Data extracted from a collection
· · ·
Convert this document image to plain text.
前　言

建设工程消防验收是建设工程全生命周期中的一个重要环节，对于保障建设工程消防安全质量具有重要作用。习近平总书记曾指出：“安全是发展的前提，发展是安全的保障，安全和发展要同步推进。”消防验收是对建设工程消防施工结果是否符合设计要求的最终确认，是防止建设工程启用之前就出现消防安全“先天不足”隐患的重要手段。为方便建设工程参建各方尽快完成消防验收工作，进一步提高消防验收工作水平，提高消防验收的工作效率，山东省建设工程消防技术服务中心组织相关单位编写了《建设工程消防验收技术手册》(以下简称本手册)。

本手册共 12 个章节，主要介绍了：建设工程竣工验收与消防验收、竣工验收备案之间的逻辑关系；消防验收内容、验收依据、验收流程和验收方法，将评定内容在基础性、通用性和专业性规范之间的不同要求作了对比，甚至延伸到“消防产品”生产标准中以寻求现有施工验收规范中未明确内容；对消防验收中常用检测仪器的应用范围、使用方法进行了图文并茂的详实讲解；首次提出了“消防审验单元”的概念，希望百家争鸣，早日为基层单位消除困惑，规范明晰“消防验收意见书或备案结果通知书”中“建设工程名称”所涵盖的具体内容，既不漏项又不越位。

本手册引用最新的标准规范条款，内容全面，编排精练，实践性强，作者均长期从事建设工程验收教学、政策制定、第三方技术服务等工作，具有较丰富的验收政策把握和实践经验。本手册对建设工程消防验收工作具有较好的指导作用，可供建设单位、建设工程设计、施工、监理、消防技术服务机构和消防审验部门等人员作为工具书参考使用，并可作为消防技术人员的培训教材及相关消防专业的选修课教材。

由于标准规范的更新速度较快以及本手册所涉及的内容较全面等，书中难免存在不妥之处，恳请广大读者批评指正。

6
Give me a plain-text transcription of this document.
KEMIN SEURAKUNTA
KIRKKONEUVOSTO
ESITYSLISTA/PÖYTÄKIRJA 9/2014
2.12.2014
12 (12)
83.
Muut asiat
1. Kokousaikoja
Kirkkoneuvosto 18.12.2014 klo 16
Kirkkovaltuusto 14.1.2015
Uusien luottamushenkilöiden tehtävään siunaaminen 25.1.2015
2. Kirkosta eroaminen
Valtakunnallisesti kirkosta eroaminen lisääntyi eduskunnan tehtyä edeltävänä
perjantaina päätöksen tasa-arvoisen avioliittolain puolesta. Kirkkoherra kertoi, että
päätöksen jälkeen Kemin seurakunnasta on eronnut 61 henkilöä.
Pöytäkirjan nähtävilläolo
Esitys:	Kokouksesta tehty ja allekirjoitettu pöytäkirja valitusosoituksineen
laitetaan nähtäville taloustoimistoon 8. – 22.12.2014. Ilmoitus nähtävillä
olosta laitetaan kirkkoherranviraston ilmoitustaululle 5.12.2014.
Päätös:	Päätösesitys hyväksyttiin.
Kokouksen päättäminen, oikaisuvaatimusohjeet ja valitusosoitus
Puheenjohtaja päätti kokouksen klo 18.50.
· · ·
▶ [SHORT EXERCISE]:
Reproduce all the data word for word.

▶ [EXPECTED ANSWER]:
Convert this document image to plain text.
前　言

建设工程消防验收是建设工程全生命周期中的一个重要环节，对于保障建设工程消防安全质量具有重要作用。习近平总书记曾指出：“安全是发展的前提，发展是安全的保障，安全和发展要同步推进。”消防验收是对建设工程消防施工结果是否符合设计要求的最终确认，是防止建设工程启用之前就出现消防安全“先天不足”隐患的重要手段。为方便建设工程参建各方尽快完成消防验收工作，进一步提高消防验收工作水平，提高消防验收的工作效率，山东省建设工程消防技术服务中心组织相关单位编写了《建设工程消防验收技术手册》(以下简称本手册)。

本手册共 12 个章节，主要介绍了：建设工程竣工验收与消防验收、竣工验收备案之间的逻辑关系；消防验收内容、验收依据、验收流程和验收方法，将评定内容在基础性、通用性和专业性规范之间的不同要求作了对比，甚至延伸到“消防产品”生产标准中以寻求现有施工验收规范中未明确内容；对消防验收中常用检测仪器的应用范围、使用方法进行了图文并茂的详实讲解；首次提出了“消防审验单元”的概念，希望百家争鸣，早日为基层单位消除困惑，规范明晰“消防验收意见书或备案结果通知书”中“建设工程名称”所涵盖的具体内容，既不漏项又不越位。

本手册引用最新的标准规范条款，内容全面，编排精练，实践性强，作者均长期从事建设工程验收教学、政策制定、第三方技术服务等工作，具有较丰富的验收政策把握和实践经验。本手册对建设工程消防验收工作具有较好的指导作用，可供建设单位、建设工程设计、施工、监理、消防技术服务机构和消防审验部门等人员作为工具书参考使用，并可作为消防技术人员的培训教材及相关消防专业的选修课教材。

由于标准规范的更新速度较快以及本手册所涉及的内容较全面等，书中难免存在不妥之处，恳请广大读者批评指正。

6
Give me a plain-text transcription of this document.
KEMIN SEURAKUNTA
KIRKKONEUVOSTO
ESITYSLISTA/PÖYTÄKIRJA 9/2014
2.12.2014
12 (12)
83.
Muut asiat
1. Kokousaikoja
Kirkkoneuvosto 18.12.2014 klo 16
Kirkkovaltuusto 14.1.2015
Uusien luottamushenkilöiden tehtävään siunaaminen 25.1.2015
2. Kirkosta eroaminen
Valtakunnallisesti kirkosta eroaminen lisääntyi eduskunnan tehtyä edeltävänä
perjantaina päätöksen tasa-arvoisen avioliittolain puolesta. Kirkkoherra kertoi, että
päätöksen jälkeen Kemin seurakunnasta on eronnut 61 henkilöä.
Pöytäkirjan nähtävilläolo
Esitys:	Kokouksesta tehty ja allekirjoitettu pöytäkirja valitusosoituksineen
laitetaan nähtäville taloustoimistoon 8. – 22.12.2014. Ilmoitus nähtävillä
olosta laitetaan kirkkoherranviraston ilmoitustaululle 5.12.2014.
Päätös:	Päätösesitys hyväksyttiin.
Kokouksen päättäminen, oikaisuvaatimusohjeet ja valitusosoitus
Puheenjohtaja päätti kokouksen klo 18.50.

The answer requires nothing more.